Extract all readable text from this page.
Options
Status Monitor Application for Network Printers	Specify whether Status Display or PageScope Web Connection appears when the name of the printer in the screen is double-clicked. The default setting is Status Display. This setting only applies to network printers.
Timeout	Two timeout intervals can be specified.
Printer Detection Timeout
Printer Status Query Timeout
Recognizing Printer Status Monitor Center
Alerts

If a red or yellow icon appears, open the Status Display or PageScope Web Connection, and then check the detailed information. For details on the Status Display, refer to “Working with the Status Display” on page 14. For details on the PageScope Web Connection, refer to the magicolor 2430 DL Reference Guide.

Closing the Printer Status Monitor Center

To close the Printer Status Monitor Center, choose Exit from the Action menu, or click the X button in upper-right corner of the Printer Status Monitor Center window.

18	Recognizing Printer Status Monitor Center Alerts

══════════

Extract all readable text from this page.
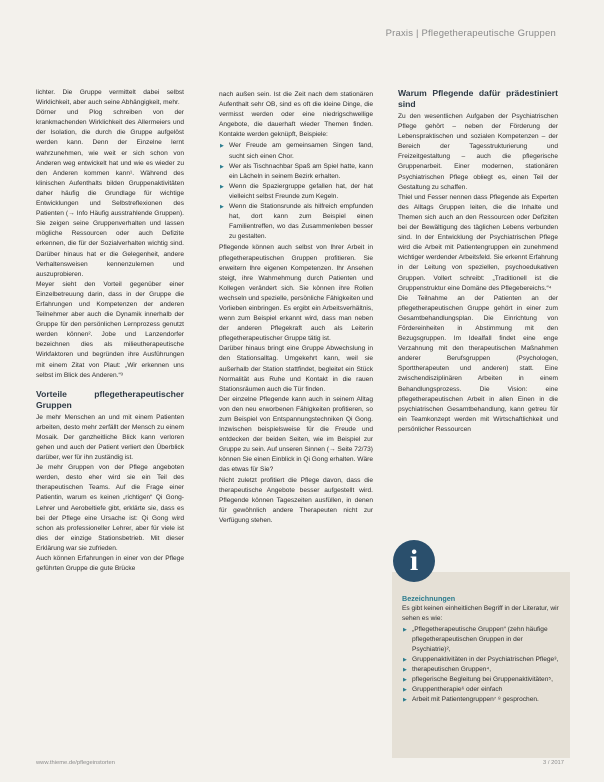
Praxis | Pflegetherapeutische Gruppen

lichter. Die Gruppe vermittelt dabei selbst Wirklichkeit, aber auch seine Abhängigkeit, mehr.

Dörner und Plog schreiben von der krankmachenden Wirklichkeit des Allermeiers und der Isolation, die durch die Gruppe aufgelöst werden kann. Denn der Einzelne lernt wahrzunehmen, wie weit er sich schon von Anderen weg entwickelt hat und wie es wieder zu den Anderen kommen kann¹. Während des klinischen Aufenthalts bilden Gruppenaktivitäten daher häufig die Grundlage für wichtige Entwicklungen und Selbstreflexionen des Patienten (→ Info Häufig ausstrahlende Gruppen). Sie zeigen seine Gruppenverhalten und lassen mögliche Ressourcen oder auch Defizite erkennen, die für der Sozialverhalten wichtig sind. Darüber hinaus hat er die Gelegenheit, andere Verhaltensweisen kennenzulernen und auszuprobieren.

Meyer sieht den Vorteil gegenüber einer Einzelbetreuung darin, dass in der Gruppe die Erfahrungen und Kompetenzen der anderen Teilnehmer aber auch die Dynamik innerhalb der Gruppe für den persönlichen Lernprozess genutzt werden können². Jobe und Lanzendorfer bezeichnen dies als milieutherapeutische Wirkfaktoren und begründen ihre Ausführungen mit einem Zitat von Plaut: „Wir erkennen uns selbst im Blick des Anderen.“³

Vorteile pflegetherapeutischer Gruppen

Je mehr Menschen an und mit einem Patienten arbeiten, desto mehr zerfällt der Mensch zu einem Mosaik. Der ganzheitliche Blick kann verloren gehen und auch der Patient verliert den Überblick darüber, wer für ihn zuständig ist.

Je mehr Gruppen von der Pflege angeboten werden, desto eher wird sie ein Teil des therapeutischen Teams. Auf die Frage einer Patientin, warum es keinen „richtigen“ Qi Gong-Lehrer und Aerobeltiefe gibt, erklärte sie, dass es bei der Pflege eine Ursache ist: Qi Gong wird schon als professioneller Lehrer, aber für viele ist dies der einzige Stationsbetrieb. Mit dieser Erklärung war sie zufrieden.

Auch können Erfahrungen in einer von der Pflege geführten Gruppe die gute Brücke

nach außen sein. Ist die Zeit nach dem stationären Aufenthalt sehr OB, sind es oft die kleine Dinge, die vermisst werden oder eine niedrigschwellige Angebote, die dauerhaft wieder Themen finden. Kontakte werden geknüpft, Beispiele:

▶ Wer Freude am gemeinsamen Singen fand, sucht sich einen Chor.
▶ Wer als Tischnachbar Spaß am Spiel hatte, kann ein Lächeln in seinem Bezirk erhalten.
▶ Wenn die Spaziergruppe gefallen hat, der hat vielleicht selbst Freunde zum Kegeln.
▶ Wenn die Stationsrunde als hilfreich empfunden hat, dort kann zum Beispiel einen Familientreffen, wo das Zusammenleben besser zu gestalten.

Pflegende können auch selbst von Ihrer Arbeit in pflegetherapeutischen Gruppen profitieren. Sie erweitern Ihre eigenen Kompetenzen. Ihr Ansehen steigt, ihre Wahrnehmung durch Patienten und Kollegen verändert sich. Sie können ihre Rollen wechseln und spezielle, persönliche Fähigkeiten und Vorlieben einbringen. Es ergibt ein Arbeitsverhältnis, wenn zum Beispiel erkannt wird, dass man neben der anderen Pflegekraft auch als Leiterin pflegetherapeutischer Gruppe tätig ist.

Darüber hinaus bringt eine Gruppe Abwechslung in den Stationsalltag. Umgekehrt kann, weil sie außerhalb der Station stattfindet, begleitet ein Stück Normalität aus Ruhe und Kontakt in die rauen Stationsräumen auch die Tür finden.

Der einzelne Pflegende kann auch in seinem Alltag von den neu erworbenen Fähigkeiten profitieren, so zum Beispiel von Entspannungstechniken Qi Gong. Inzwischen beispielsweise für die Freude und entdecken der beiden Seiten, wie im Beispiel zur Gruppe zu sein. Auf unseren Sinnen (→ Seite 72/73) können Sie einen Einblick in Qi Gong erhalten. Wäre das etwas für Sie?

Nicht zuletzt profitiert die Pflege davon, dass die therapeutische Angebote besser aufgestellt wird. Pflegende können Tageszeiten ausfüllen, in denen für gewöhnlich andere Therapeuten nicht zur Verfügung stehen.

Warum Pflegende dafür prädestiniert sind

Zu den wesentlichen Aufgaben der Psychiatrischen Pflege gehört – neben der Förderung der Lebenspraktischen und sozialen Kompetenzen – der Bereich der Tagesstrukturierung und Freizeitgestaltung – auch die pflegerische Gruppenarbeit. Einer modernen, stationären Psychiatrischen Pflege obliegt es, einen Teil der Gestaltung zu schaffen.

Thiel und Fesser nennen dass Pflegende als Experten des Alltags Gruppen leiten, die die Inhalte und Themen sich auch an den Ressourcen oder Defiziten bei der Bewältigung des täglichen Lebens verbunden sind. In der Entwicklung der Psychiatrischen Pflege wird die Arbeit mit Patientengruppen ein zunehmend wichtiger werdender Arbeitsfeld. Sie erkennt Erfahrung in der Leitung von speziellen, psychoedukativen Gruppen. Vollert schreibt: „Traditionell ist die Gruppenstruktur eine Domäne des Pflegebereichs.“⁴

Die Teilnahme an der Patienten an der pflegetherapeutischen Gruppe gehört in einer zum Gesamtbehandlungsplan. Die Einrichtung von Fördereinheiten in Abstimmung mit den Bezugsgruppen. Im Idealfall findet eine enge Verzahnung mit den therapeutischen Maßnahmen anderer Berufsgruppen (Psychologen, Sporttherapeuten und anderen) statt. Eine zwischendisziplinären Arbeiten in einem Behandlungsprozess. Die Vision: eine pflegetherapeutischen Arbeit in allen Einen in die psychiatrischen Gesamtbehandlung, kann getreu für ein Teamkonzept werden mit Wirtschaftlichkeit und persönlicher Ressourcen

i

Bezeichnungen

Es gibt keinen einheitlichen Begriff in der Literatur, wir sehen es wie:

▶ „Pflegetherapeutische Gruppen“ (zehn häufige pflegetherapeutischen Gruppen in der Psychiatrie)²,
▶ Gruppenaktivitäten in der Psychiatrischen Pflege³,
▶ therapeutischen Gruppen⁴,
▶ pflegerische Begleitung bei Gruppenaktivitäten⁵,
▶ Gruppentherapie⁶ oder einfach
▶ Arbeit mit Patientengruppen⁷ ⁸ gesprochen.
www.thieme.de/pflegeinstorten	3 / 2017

══════════

**WHAT YOU HAVE TO DO**
For the listing above, identify each line bearing "Recognizing".

**WRITTEN SOLUTION**
Recognizing Printer Status Monitor Center
18	Recognizing Printer Status Monitor Center Alerts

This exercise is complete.